━━━━━ Excerpted passage ━━━━━

In 3QFY22, Bharat Forge (BHFC) reported standalone EBITDA margin of 25.5% (+470bps YoY, +40bps QoQ) in-line with JMFe, driven by lower gross margin. Avg. realizstion increased 48%YoY/15%QoQ due to higher steel price. Domestic revenue increased 41% YoY(+13%QoQ) driven by strong volumes across segments, while exports surged 70% YoY(- 10%QoQ) driven by strong demand from CV and recovery in the Oil & Gas segment. The management highlighted that while demand remains robust, supply chain issues continue to impact European operations. However, underlying demand for CVs in the US and the EU continues to be robust driven by increased focus on infra spending and last mile connectivity. BHFC expects domestic and export market to witness positive sales development across all major sectors in 4QFY22 baring the agri equipment sector in India. We see long-term growth triggers in BHFC intact, like the new CV cycle in US, EU, and India. Also, cost-optimisation initiatives and manpower rationalisation are likely to support margins going forward. We estimate revenue CAGR of 38% over FY21-23E. Maintain BUY with a Dec’22 TP of INR 875 (25x forward earnings). Prolonged chip shortage, significant correction in crude oil price and profit unsustainability at international subsidiaries is key risks.

━━━━━ Data extract ━━━━━

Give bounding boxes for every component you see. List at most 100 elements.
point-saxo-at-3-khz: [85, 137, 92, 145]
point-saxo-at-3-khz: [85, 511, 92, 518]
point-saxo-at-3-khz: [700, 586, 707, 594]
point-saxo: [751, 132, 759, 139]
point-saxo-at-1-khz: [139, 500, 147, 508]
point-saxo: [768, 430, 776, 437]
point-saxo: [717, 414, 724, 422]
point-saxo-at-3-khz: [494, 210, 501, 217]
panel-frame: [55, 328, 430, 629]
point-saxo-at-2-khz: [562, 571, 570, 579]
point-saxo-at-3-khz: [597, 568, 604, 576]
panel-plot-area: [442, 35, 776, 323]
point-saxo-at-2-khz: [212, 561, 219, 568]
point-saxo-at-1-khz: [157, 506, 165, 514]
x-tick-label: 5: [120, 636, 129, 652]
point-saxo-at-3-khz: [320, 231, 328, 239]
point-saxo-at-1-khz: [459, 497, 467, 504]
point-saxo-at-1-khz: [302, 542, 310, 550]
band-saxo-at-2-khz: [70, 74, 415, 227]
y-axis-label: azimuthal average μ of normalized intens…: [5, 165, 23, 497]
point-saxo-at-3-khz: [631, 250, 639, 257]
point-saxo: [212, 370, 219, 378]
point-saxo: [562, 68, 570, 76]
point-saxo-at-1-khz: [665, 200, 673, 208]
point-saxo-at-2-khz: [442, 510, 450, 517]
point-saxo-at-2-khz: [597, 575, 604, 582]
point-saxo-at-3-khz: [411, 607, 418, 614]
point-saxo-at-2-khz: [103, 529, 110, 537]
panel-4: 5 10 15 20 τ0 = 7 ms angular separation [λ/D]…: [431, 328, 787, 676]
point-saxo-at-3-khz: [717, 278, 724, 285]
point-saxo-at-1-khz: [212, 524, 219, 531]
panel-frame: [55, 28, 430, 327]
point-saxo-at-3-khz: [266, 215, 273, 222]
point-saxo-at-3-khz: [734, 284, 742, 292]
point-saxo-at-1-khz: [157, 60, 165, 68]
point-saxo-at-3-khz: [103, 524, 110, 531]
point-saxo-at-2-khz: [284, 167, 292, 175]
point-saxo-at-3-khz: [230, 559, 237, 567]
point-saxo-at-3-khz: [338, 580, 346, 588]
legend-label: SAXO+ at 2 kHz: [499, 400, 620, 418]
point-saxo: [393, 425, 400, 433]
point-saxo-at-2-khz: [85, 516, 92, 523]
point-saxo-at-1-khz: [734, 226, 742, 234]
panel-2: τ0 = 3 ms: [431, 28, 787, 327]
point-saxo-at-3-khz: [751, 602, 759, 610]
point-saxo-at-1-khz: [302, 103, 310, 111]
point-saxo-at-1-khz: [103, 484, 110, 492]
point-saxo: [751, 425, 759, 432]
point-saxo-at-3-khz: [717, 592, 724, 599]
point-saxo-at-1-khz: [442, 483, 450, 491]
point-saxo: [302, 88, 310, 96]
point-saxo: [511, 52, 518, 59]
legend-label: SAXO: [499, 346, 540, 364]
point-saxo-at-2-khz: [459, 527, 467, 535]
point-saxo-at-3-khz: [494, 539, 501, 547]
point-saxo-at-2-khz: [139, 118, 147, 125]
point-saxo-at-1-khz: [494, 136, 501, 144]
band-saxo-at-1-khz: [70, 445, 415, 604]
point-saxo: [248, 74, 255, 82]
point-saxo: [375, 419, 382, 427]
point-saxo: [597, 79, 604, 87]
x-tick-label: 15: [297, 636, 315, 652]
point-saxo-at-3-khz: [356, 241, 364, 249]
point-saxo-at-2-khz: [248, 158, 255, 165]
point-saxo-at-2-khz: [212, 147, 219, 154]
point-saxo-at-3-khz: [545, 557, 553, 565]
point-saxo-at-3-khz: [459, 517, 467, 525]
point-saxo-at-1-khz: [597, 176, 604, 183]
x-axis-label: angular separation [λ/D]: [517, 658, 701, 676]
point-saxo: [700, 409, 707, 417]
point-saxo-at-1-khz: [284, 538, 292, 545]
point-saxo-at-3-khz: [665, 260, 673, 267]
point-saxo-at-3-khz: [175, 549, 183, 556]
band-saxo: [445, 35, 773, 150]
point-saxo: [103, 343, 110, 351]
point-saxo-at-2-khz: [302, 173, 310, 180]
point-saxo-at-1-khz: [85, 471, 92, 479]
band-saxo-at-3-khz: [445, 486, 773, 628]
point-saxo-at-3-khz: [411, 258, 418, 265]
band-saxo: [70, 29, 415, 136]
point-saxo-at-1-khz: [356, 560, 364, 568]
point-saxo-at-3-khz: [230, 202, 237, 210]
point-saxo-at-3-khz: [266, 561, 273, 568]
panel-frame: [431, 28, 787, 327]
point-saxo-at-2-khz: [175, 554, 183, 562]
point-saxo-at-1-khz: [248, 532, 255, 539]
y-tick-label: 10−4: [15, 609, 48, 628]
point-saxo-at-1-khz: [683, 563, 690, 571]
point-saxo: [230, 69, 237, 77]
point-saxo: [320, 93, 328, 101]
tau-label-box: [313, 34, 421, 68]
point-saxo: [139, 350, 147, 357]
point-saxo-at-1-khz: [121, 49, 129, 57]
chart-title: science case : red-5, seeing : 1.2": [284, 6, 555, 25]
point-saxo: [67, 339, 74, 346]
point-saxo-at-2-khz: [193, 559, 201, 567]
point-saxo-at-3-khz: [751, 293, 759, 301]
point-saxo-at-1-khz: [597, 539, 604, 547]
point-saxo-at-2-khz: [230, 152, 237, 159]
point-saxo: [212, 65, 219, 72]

━━━━━

> _Problems_:
(a) Answer these questions using the Bharat Forge results note:
(i) What standalone EBITDA margin did Bharat Forge report for 3QFY22?
(ii) What drove the 70% year-over-year surge in exports?
(iii) What December 2022 target price does the note set, and on what earnings multiple?
(b) Pick up the Bharat Forge results note after its final sentence and continue it.

> _Answer set_:
(a)
(i) 25.5%
(ii) Strong demand from CV and recovery in the Oil & Gas segment
(iii) INR 875, based on 25x forward earnings

(b)
 

* 3QFY22 – miss on margins:

In 3QFY22, BHFC’s adjusted net sales stood at INR 15 bn (+55% YoY, +7%QoQ), 2% above JMFe. Total tonnage stood at c.53kt (+5% YoY, -7% QoQ). Realisation increased 48% YoY and 15% QoQ, driven by higher steel price. Adjusted EBITDA margin was 25.5% (+470bpsYoY, +40bps QoQ), in line with JMFe driven by lower gross margin (INR 0.3bn impact from steel price increase). Consolidated adjusted margin stood at 20.7% (+18%YoY,+25% QoQ) driven by weak standalone margin. EBITDA stood at INR 4bn (+90%YoY,+9%QoQ). Adj. PAT was INR 2.4bn (+146% YoY, +20%QoQ). The management indicated that capex for the AL forgings facility has been completed and it expects the same to drive the topline and profitability growth in overseas operations in the next 3-4 years. Exceptional gain for 3QFY22 was 1.67bn representing gain on fair value of investments in Tevva motors.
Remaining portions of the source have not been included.